## EXERCISE INSTRUCTIONS
Extract the lines that hold the string "aged".

## SUPPLIED DATA
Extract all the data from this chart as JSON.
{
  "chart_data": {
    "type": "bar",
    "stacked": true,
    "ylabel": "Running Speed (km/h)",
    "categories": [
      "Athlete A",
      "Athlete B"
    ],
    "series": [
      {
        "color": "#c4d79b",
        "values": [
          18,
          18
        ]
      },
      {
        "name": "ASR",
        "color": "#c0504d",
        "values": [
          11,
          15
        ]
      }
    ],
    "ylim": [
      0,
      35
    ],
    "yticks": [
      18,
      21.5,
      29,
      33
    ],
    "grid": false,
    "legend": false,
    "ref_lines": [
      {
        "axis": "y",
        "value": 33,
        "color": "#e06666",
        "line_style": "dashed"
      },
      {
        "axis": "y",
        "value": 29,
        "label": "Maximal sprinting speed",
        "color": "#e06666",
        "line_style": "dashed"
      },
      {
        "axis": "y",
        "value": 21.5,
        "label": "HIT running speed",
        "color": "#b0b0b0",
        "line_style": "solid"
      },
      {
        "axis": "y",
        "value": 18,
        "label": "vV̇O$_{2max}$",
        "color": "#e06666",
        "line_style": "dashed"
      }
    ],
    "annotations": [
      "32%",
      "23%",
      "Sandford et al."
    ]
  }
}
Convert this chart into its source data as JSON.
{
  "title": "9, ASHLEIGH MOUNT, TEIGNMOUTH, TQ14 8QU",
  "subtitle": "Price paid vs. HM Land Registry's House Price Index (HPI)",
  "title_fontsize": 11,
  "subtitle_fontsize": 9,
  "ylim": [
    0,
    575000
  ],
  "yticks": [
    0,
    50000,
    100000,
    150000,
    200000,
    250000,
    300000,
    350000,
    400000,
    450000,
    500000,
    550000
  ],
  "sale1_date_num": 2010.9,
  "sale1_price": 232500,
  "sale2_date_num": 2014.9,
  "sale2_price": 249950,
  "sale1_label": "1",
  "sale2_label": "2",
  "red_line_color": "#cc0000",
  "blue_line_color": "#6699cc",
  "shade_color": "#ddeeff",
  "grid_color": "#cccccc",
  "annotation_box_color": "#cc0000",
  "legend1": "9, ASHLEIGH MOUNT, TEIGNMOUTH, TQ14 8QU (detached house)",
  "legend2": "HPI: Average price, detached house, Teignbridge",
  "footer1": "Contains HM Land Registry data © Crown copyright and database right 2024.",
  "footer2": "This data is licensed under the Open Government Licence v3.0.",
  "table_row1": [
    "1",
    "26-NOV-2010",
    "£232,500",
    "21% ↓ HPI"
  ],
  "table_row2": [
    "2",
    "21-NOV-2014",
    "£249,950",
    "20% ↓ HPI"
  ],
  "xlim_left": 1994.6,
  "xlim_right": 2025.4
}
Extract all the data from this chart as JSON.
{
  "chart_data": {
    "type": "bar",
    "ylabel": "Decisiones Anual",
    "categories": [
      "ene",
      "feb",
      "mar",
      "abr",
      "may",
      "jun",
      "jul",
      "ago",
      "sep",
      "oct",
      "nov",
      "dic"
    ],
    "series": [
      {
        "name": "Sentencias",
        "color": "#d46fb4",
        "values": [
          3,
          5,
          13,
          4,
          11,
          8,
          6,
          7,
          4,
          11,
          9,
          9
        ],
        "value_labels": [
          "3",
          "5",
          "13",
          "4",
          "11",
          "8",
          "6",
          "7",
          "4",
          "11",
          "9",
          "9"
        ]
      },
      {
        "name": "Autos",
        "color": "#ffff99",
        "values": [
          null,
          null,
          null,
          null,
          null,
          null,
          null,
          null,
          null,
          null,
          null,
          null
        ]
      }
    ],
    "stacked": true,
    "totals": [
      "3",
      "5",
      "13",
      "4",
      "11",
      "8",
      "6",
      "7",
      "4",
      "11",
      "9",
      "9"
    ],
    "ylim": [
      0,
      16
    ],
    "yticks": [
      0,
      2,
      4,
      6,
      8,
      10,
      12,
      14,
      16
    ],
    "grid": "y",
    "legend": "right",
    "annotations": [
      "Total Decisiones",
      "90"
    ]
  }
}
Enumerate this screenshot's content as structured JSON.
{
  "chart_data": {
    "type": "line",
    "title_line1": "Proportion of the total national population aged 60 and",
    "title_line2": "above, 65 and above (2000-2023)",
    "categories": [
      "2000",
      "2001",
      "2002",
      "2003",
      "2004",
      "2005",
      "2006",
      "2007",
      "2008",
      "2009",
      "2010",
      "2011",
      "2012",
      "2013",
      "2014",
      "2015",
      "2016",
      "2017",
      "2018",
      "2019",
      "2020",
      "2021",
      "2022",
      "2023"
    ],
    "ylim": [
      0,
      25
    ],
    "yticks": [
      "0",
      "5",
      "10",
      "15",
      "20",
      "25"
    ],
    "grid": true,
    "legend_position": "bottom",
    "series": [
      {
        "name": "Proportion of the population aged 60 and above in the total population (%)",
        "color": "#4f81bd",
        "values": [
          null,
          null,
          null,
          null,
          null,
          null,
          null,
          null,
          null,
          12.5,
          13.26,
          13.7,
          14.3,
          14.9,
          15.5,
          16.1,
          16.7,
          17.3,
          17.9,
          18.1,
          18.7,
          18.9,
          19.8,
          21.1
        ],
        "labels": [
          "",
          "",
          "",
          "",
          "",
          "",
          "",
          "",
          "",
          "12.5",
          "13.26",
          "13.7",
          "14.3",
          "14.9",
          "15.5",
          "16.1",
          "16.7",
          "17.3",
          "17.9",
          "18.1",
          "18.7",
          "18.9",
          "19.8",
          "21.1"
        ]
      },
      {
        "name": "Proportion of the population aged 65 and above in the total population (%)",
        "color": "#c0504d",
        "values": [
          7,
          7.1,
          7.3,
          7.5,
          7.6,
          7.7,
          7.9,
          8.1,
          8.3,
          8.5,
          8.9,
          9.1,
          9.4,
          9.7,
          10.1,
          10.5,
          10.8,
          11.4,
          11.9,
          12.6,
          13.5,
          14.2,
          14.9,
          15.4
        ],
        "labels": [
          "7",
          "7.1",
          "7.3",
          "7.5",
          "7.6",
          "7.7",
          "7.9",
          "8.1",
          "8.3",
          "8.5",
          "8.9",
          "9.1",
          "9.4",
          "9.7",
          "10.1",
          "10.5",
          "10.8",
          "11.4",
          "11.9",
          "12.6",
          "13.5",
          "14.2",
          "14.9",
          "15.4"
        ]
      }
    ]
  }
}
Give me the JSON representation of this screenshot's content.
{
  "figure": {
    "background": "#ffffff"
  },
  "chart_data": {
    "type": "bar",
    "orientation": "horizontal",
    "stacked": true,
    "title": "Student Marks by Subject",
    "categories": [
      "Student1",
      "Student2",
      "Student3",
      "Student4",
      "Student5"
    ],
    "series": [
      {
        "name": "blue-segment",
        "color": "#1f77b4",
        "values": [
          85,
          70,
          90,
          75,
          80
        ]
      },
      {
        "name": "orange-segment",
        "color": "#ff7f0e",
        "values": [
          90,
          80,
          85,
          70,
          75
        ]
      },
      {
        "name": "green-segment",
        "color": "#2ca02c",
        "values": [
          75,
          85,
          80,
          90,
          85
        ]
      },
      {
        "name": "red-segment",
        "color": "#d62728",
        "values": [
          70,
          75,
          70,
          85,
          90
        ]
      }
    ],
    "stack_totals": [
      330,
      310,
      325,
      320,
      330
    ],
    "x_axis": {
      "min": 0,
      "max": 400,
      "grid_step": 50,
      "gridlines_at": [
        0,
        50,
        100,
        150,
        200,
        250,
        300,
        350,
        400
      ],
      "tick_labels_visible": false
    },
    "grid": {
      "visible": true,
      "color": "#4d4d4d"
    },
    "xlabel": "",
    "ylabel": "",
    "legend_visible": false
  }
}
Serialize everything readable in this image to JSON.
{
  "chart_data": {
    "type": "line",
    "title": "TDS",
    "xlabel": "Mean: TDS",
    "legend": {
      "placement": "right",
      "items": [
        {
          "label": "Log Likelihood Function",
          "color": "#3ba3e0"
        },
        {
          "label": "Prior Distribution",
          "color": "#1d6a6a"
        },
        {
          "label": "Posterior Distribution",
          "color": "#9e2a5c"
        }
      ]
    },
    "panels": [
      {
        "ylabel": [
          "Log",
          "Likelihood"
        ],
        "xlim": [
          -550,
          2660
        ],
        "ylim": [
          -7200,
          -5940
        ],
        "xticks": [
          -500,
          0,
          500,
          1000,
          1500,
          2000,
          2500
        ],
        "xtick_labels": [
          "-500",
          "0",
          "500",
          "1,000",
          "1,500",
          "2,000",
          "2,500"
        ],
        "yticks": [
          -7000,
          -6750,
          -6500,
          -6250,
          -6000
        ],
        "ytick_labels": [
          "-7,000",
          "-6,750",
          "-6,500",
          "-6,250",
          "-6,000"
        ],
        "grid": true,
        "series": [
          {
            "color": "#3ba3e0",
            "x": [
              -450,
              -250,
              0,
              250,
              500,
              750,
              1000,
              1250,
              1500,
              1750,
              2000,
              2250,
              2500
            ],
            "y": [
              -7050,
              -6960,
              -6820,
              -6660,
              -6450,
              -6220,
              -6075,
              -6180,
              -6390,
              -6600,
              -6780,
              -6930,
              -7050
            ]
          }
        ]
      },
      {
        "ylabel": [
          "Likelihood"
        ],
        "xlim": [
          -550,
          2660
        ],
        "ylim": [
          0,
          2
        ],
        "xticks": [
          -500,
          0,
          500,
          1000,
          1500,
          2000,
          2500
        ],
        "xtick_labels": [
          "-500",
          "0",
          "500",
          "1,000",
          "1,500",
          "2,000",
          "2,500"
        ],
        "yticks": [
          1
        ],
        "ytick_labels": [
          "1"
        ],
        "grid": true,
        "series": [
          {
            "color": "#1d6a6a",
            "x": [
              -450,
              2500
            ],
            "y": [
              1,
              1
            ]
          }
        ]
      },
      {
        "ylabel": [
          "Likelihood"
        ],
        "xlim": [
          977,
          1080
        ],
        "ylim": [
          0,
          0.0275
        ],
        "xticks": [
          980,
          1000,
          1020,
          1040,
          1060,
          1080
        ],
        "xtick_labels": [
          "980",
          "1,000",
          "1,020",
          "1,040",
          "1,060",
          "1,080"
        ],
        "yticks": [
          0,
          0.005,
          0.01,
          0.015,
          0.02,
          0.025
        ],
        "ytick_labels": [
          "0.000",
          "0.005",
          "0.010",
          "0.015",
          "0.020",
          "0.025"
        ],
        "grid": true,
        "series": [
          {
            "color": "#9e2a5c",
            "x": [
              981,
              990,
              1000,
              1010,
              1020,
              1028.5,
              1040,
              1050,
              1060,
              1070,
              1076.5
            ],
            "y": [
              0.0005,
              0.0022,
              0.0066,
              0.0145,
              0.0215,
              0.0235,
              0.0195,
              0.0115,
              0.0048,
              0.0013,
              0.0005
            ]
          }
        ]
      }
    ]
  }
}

## EXPECTED ANSWER
    "title_line1": "Proportion of the total national population aged 60 and",
        "name": "Proportion of the population aged 60 and above in the total population (%)",
        "name": "Proportion of the population aged 65 and above in the total population (%)",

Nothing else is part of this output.